» **Brief**: Report every line of the items that contains the word "Contract".

— Begin Records for the exercise —

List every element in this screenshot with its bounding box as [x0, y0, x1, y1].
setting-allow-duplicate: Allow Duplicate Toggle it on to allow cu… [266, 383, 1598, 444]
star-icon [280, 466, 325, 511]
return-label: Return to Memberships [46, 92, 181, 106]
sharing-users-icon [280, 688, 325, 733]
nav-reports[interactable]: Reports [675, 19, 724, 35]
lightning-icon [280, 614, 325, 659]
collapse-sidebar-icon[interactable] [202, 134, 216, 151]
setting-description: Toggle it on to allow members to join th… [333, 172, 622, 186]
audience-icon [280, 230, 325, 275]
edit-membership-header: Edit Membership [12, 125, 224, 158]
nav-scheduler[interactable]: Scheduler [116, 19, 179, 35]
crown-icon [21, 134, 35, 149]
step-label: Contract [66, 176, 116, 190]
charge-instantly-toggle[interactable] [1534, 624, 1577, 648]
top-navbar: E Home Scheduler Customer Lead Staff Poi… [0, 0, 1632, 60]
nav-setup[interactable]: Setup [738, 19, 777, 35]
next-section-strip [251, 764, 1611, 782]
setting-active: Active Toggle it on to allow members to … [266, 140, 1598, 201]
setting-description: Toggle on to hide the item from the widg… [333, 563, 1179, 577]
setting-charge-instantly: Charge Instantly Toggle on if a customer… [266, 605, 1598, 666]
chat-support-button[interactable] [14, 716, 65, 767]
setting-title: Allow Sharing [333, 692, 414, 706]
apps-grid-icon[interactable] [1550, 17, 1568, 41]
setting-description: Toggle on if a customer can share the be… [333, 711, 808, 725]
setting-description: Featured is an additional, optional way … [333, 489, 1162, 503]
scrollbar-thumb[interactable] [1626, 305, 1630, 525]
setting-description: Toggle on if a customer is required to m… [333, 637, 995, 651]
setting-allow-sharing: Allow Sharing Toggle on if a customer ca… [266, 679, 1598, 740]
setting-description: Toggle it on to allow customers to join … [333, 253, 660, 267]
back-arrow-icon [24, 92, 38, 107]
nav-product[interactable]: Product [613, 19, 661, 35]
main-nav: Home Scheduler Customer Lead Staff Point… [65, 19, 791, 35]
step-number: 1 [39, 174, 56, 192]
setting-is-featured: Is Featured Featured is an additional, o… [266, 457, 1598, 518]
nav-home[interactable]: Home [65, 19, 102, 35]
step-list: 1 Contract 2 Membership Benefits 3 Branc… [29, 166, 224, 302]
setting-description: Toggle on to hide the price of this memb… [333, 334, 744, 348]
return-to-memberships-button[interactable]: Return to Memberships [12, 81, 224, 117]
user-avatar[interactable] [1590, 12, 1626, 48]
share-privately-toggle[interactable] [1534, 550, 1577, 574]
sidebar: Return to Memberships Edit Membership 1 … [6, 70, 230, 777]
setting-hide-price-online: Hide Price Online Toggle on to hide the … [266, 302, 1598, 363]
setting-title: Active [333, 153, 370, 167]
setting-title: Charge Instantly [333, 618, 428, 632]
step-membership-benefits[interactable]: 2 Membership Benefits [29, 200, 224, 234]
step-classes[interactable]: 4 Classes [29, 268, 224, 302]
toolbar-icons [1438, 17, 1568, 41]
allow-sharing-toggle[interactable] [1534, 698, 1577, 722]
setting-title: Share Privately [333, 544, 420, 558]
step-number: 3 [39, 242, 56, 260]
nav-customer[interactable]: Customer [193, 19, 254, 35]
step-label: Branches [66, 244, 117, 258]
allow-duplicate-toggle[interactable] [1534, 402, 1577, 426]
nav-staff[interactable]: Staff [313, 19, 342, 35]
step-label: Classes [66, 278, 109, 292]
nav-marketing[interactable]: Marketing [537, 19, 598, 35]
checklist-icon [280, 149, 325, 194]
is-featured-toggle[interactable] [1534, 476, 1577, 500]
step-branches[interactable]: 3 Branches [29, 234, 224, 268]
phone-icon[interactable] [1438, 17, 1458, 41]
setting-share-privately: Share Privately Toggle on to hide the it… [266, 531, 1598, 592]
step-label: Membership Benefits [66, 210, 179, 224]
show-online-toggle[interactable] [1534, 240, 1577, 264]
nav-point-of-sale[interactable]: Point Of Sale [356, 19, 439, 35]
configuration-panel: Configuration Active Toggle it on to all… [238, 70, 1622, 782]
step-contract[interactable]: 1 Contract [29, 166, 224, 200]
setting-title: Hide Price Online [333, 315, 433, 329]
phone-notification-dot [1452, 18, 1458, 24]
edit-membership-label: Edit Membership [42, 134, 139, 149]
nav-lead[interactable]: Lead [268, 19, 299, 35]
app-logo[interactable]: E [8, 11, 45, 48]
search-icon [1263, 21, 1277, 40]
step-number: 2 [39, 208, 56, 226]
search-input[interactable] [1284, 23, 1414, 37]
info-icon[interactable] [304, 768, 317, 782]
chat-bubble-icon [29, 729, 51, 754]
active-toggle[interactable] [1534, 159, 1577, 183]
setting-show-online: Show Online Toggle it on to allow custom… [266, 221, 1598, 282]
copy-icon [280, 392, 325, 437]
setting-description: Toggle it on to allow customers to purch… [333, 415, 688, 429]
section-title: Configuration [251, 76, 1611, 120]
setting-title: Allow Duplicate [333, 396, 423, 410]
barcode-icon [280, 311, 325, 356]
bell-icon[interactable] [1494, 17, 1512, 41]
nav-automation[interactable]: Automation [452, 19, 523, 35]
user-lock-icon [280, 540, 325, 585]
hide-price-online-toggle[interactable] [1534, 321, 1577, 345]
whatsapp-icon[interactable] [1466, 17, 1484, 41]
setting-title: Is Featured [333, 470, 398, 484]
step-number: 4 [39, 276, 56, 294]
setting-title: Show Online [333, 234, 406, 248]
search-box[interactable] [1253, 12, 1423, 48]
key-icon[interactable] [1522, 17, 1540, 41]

— End Records for the exercise —

» **Solution for this problem**:
step-label: Contract [66, 176, 116, 190]
step-list: 1 Contract 2 Membership Benefits 3 Branc… [29, 166, 224, 302]
step-contract[interactable]: 1 Contract [29, 166, 224, 200]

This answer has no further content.